- _Records to process_
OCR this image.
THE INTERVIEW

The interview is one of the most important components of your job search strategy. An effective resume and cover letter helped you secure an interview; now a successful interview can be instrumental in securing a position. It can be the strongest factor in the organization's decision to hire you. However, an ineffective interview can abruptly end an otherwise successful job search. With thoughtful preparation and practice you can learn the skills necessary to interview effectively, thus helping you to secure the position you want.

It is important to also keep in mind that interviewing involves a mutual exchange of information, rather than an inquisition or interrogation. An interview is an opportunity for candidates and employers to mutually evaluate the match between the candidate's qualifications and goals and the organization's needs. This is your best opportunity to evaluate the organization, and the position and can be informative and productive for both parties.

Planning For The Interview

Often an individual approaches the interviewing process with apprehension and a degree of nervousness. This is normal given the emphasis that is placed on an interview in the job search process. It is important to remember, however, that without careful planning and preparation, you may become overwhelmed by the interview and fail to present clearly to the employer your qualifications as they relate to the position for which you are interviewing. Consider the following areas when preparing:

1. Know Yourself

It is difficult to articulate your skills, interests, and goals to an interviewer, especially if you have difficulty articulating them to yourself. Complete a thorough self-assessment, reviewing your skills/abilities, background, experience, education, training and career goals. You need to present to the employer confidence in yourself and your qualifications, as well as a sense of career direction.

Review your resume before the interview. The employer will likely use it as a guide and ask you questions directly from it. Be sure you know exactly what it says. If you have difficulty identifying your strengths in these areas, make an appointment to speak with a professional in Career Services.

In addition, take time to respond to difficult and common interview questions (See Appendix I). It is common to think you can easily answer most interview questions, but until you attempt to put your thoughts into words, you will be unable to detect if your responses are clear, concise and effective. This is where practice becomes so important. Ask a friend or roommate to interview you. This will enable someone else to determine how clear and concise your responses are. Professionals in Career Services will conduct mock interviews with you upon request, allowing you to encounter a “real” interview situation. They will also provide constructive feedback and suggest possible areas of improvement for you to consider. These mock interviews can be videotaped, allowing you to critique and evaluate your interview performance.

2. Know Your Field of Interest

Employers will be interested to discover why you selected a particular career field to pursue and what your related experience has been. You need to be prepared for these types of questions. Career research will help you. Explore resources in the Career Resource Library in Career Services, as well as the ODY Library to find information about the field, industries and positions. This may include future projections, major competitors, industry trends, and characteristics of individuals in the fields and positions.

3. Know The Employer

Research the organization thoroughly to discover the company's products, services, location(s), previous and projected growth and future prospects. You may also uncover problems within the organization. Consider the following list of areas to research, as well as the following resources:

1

...

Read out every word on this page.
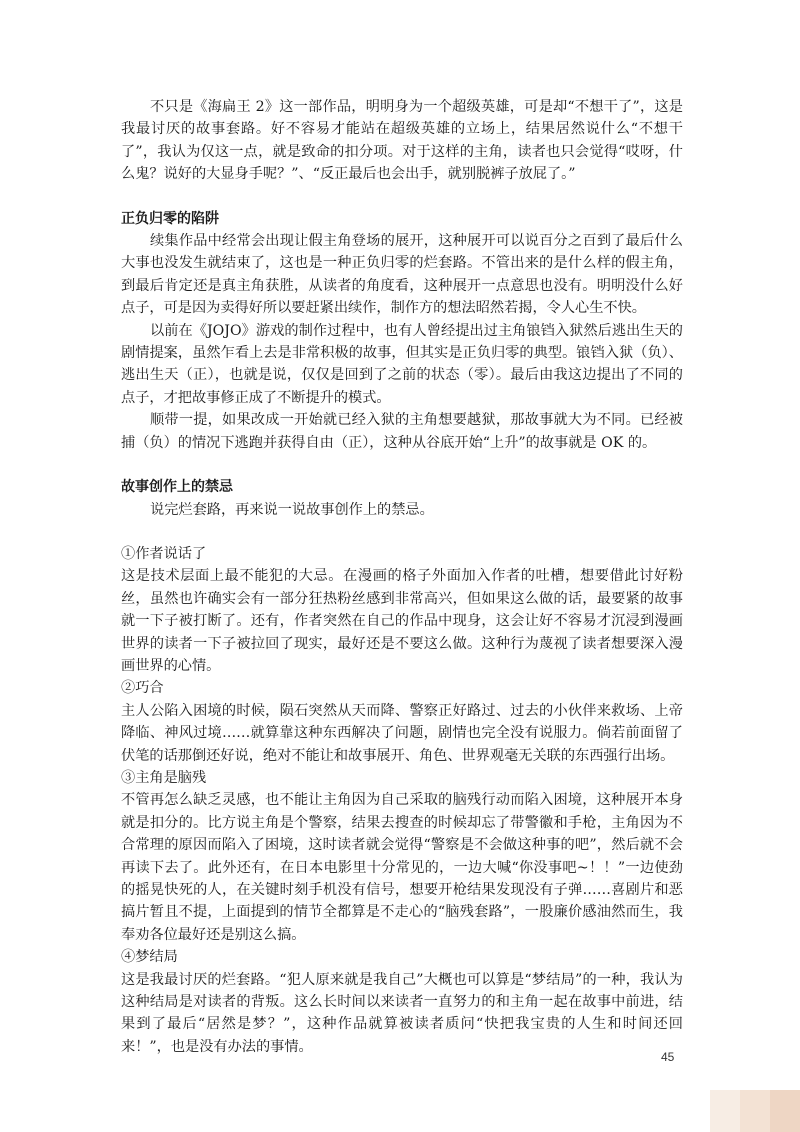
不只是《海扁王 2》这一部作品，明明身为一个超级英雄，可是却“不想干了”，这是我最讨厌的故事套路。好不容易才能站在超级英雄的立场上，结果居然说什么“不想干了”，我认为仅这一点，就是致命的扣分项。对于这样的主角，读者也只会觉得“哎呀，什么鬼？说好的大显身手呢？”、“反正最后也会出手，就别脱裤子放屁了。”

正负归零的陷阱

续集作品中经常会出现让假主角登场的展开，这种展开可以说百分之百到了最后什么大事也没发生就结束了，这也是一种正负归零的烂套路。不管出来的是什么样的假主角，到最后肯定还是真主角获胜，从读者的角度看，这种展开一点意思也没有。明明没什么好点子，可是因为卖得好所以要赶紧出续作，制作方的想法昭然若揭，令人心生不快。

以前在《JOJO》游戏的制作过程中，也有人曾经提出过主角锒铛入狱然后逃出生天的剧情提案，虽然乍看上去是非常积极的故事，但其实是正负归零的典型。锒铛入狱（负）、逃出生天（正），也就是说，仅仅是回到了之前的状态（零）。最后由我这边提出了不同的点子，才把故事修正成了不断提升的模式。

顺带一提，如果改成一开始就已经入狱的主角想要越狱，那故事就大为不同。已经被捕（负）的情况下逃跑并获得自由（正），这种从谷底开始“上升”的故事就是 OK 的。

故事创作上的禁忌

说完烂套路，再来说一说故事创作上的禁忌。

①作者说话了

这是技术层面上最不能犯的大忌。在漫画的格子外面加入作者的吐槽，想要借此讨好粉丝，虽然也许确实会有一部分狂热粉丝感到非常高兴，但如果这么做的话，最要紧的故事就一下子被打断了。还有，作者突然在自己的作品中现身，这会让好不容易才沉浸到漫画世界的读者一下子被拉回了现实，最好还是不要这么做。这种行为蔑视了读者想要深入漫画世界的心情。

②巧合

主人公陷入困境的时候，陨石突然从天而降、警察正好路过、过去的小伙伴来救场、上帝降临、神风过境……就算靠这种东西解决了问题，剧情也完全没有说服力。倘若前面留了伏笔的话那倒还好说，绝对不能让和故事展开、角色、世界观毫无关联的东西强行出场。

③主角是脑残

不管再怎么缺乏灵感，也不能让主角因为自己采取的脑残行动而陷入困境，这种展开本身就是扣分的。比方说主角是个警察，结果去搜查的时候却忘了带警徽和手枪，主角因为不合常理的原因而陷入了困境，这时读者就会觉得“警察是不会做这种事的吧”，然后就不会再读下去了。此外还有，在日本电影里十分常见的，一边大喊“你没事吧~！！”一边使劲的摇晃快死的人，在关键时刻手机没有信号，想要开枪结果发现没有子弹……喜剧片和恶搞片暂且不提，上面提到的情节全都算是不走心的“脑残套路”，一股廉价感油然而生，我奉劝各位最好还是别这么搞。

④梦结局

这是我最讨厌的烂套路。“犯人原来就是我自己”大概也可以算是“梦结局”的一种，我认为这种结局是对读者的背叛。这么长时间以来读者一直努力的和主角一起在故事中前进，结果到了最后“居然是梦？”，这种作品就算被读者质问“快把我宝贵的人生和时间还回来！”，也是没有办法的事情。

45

- _To be done_
Gather, from the listing above, every line carrying the word "information".

- _Solution below_
It is important to also keep in mind that interviewing involves a mutual exchange of information, rather than an inquisition or interrogation. An interview is an opportunity for candidates and employers to mutually evaluate the match between the candidate's qualifications and goals and the organization's needs. This is your best opportunity to evaluate the organization, and the position and can be informative and productive for both parties.
Employers will be interested to discover why you selected a particular career field to pursue and what your related experience has been. You need to be prepared for these types of questions. Career research will help you. Explore resources in the Career Resource Library in Career Services, as well as the ODY Library to find information about the field, industries and positions. This may include future projections, major competitors, industry trends, and characteristics of individuals in the fields and positions.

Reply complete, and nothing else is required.